**Problem to solve:**
Copy out all lines with the word "name" in them.
====== Data extract
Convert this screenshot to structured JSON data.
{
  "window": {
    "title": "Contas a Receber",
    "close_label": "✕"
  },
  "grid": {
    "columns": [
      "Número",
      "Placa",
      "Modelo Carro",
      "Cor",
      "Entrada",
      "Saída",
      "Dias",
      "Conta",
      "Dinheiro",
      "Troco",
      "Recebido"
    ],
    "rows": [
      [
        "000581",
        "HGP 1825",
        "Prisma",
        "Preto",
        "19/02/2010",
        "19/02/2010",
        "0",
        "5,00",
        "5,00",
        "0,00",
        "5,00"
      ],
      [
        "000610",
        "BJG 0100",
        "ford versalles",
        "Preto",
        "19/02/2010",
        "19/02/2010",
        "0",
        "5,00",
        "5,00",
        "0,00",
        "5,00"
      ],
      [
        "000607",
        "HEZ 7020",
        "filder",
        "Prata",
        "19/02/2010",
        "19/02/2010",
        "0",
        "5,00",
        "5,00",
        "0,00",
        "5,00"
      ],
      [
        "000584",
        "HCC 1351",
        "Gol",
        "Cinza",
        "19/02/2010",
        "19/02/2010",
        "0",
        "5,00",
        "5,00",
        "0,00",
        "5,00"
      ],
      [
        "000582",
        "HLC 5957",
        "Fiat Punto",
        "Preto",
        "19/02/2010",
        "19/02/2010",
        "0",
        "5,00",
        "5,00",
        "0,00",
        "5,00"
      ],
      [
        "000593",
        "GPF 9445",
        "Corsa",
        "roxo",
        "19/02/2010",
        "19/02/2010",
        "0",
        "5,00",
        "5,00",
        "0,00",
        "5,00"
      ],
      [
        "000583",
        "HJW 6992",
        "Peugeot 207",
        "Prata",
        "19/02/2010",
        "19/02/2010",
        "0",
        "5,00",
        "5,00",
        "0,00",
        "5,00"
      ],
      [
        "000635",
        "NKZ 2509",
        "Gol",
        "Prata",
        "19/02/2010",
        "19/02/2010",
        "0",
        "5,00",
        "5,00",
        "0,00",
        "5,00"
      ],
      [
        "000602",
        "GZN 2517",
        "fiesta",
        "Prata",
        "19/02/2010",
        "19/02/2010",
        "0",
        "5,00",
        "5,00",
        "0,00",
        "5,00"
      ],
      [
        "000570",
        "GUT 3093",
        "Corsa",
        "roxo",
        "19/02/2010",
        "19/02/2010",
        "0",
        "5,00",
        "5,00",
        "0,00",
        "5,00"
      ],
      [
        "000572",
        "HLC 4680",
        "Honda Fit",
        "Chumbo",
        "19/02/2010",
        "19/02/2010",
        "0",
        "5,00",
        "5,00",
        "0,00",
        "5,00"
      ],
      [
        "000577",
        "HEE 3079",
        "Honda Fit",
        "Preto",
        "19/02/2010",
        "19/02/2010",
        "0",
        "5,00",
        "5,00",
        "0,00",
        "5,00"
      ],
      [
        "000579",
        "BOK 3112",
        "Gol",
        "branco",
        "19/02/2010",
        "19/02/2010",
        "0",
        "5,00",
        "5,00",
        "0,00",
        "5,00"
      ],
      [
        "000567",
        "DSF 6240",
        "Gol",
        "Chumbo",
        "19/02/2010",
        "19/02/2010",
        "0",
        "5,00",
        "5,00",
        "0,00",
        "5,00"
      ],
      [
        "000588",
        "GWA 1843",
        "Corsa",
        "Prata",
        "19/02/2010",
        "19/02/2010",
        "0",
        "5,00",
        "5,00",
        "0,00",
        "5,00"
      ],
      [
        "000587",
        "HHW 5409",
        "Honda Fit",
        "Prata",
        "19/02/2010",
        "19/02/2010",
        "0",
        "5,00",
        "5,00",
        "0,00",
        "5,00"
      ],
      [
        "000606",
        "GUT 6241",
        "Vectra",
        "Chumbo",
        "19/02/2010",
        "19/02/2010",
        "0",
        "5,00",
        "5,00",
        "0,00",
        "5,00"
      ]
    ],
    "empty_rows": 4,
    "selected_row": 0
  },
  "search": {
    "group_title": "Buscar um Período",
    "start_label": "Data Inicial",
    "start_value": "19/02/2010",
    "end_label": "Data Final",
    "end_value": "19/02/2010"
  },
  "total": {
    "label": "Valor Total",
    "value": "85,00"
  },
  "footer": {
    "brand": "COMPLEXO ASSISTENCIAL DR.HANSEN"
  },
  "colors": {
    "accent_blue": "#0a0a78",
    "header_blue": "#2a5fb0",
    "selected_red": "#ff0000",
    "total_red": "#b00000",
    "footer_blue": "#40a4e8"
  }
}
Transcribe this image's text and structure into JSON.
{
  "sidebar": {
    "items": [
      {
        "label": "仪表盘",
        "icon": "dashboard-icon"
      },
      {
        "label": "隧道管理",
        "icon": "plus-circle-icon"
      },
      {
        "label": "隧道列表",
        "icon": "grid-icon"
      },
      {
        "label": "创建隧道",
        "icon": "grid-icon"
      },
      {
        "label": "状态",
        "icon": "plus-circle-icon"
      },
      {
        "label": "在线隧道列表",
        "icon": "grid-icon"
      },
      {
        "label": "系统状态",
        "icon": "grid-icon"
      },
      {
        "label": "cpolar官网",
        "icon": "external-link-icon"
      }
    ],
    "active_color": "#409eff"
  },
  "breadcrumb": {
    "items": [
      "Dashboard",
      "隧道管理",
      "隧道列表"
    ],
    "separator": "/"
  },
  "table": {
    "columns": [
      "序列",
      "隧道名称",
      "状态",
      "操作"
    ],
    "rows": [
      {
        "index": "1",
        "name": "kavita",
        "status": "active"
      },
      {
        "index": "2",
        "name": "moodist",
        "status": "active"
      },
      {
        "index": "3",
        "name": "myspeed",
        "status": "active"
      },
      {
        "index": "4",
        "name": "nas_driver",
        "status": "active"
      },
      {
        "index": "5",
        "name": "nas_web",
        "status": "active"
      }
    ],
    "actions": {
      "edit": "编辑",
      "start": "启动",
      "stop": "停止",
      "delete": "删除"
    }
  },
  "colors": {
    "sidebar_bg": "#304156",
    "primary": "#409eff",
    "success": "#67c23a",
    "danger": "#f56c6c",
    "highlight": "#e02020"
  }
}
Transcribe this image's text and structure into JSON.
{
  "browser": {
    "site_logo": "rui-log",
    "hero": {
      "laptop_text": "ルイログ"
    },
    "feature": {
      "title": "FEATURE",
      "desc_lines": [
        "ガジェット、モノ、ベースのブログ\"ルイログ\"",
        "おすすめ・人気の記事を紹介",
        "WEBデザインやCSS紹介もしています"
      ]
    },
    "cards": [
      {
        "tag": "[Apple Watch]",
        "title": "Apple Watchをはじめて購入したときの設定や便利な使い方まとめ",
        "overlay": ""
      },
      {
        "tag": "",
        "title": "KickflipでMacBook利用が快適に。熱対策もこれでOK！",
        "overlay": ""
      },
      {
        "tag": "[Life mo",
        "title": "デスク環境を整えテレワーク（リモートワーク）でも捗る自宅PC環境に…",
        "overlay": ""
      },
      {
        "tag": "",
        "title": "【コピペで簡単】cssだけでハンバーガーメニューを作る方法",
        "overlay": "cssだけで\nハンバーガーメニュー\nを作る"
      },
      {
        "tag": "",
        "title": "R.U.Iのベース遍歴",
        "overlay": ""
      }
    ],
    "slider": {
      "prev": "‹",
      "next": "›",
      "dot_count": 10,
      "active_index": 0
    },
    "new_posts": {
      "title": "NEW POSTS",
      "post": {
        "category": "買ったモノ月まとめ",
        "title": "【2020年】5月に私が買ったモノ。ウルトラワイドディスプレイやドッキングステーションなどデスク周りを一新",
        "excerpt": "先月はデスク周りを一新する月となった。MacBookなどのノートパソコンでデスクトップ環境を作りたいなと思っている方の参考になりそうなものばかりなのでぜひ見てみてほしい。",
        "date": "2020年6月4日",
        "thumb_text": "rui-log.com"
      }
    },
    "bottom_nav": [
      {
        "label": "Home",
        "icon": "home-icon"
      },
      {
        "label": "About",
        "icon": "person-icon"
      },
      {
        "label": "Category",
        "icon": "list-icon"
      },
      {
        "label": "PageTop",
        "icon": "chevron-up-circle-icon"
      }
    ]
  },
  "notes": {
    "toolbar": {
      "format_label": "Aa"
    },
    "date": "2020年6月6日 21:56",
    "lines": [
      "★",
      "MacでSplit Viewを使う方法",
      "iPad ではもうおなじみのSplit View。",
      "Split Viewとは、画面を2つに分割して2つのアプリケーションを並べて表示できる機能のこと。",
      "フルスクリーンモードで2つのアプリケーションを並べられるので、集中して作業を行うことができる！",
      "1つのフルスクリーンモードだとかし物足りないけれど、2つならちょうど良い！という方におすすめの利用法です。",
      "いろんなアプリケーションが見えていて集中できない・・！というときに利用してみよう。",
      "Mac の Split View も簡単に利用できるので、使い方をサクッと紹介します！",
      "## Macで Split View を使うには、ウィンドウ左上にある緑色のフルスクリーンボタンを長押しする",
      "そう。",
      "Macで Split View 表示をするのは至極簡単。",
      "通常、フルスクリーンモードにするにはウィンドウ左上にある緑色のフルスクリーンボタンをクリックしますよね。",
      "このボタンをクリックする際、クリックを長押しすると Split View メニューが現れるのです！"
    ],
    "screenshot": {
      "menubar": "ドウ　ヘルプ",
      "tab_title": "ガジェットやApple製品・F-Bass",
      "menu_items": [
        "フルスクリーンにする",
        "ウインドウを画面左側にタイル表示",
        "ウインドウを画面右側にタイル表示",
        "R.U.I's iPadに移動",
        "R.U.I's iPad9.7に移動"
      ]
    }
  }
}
============
**Response to this exercise:**
        "name": "kavita",
        "name": "moodist",
        "name": "myspeed",
        "name": "nas_driver",
        "name": "nas_web",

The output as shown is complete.